**DIRECTIONS FOR THIS TASK**
Each entry below is to be given again word for word, with no pictures.

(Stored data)
--- Begin ---
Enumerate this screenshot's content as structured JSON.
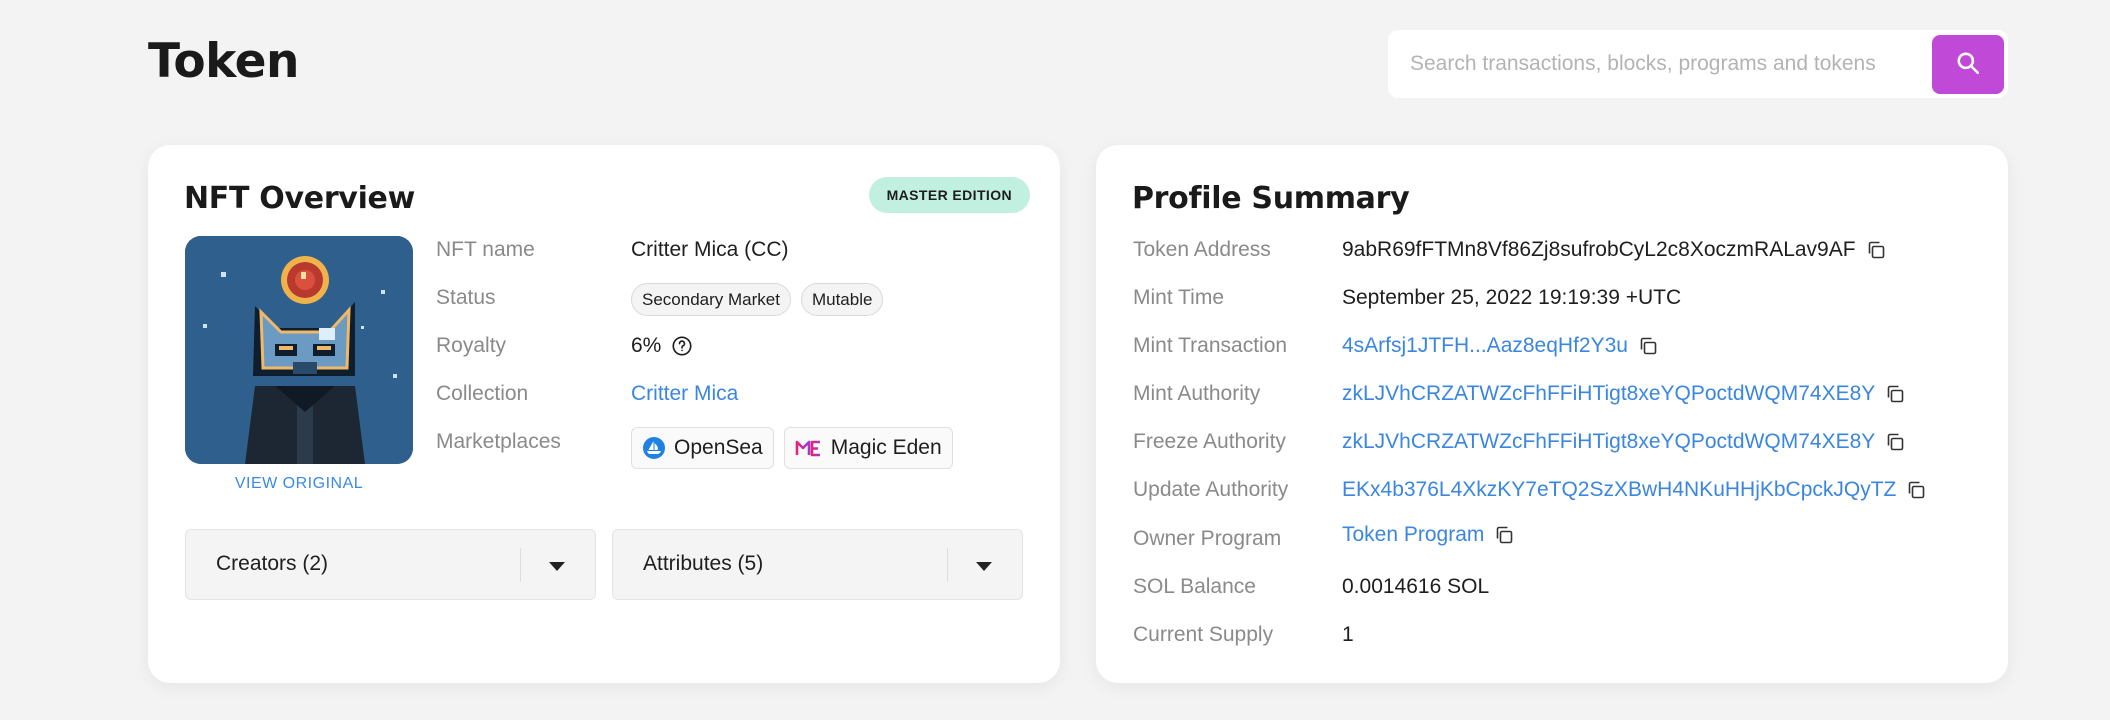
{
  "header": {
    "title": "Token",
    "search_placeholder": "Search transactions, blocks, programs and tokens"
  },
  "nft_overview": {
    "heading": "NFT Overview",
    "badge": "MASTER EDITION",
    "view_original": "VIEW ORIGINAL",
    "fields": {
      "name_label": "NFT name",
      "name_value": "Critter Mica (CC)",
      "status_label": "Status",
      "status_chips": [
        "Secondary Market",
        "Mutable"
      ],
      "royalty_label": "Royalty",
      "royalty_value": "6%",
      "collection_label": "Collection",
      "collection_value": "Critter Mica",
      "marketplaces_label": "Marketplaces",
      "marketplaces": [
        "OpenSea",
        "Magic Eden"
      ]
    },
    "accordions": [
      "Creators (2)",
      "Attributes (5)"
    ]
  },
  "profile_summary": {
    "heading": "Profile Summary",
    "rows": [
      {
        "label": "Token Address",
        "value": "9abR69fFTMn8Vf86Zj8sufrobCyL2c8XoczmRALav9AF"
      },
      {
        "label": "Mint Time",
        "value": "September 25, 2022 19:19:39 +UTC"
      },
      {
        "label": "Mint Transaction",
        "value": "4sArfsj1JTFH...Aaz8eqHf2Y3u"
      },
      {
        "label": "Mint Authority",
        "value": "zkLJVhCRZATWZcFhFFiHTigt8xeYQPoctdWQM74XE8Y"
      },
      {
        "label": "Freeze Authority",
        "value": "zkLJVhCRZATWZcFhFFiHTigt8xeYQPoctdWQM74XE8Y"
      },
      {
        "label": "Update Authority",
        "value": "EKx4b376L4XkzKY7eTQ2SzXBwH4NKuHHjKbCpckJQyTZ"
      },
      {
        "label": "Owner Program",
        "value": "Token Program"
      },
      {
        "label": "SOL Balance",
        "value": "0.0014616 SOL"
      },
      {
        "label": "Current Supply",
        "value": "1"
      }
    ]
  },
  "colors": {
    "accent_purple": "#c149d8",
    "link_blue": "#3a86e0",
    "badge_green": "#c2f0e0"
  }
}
--- End ---
**OUTPUT OF THE TASK**
Enumerate this screenshot's content as structured JSON.
{
  "header": {
    "title": "Token",
    "search_placeholder": "Search transactions, blocks, programs and tokens"
  },
  "nft_overview": {
    "heading": "NFT Overview",
    "badge": "MASTER EDITION",
    "view_original": "VIEW ORIGINAL",
    "fields": {
      "name_label": "NFT name",
      "name_value": "Critter Mica (CC)",
      "status_label": "Status",
      "status_chips": [
        "Secondary Market",
        "Mutable"
      ],
      "royalty_label": "Royalty",
      "royalty_value": "6%",
      "collection_label": "Collection",
      "collection_value": "Critter Mica",
      "marketplaces_label": "Marketplaces",
      "marketplaces": [
        "OpenSea",
        "Magic Eden"
      ]
    },
    "accordions": [
      "Creators (2)",
      "Attributes (5)"
    ]
  },
  "profile_summary": {
    "heading": "Profile Summary",
    "rows": [
      {
        "label": "Token Address",
        "value": "9abR69fFTMn8Vf86Zj8sufrobCyL2c8XoczmRALav9AF"
      },
      {
        "label": "Mint Time",
        "value": "September 25, 2022 19:19:39 +UTC"
      },
      {
        "label": "Mint Transaction",
        "value": "4sArfsj1JTFH...Aaz8eqHf2Y3u"
      },
      {
        "label": "Mint Authority",
        "value": "zkLJVhCRZATWZcFhFFiHTigt8xeYQPoctdWQM74XE8Y"
      },
      {
        "label": "Freeze Authority",
        "value": "zkLJVhCRZATWZcFhFFiHTigt8xeYQPoctdWQM74XE8Y"
      },
      {
        "label": "Update Authority",
        "value": "EKx4b376L4XkzKY7eTQ2SzXBwH4NKuHHjKbCpckJQyTZ"
      },
      {
        "label": "Owner Program",
        "value": "Token Program"
      },
      {
        "label": "SOL Balance",
        "value": "0.0014616 SOL"
      },
      {
        "label": "Current Supply",
        "value": "1"
      }
    ]
  },
  "colors": {
    "accent_purple": "#c149d8",
    "link_blue": "#3a86e0",
    "badge_green": "#c2f0e0"
  }
}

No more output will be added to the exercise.